## Request
Will you transcribe the entries that follow, exactly and in full?

(Stored entries)
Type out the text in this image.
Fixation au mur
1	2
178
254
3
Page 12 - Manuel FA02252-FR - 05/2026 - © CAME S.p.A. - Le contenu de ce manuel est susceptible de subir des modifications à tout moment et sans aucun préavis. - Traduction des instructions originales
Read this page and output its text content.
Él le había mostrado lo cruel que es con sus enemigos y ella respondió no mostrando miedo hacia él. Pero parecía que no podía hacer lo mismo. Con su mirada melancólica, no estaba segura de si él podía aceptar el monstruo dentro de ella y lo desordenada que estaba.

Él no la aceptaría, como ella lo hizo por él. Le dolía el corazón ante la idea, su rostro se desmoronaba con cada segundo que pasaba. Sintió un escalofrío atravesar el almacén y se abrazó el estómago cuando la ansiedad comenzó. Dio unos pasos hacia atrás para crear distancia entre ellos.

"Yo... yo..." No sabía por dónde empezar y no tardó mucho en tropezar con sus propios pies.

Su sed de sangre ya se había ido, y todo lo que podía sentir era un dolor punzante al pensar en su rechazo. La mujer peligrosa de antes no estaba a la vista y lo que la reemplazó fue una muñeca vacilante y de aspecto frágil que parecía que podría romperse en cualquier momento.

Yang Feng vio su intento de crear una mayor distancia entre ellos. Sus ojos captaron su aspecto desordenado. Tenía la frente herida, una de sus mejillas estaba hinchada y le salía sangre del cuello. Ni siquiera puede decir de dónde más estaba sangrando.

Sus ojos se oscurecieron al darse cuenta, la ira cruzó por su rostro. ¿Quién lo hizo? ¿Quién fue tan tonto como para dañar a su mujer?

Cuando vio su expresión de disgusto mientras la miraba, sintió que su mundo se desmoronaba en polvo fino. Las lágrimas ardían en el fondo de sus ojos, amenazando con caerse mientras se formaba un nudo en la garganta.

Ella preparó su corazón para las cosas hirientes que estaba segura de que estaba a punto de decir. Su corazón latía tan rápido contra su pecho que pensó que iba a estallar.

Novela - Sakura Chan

## The completed task
Type out the text in this image.
Fixation au mur
1	2
178
254
3
Page 12 - Manuel FA02252-FR - 05/2026 - © CAME S.p.A. - Le contenu de ce manuel est susceptible de subir des modifications à tout moment et sans aucun préavis. - Traduction des instructions originales
Read this page and output its text content.
Él le había mostrado lo cruel que es con sus enemigos y ella respondió no mostrando miedo hacia él. Pero parecía que no podía hacer lo mismo. Con su mirada melancólica, no estaba segura de si él podía aceptar el monstruo dentro de ella y lo desordenada que estaba.

Él no la aceptaría, como ella lo hizo por él. Le dolía el corazón ante la idea, su rostro se desmoronaba con cada segundo que pasaba. Sintió un escalofrío atravesar el almacén y se abrazó el estómago cuando la ansiedad comenzó. Dio unos pasos hacia atrás para crear distancia entre ellos.

"Yo... yo..." No sabía por dónde empezar y no tardó mucho en tropezar con sus propios pies.

Su sed de sangre ya se había ido, y todo lo que podía sentir era un dolor punzante al pensar en su rechazo. La mujer peligrosa de antes no estaba a la vista y lo que la reemplazó fue una muñeca vacilante y de aspecto frágil que parecía que podría romperse en cualquier momento.

Yang Feng vio su intento de crear una mayor distancia entre ellos. Sus ojos captaron su aspecto desordenado. Tenía la frente herida, una de sus mejillas estaba hinchada y le salía sangre del cuello. Ni siquiera puede decir de dónde más estaba sangrando.

Sus ojos se oscurecieron al darse cuenta, la ira cruzó por su rostro. ¿Quién lo hizo? ¿Quién fue tan tonto como para dañar a su mujer?

Cuando vio su expresión de disgusto mientras la miraba, sintió que su mundo se desmoronaba en polvo fino. Las lágrimas ardían en el fondo de sus ojos, amenazando con caerse mientras se formaba un nudo en la garganta.

Ella preparó su corazón para las cosas hirientes que estaba segura de que estaba a punto de decir. Su corazón latía tan rápido contra su pecho que pensó que iba a estallar.

Novela - Sakura Chan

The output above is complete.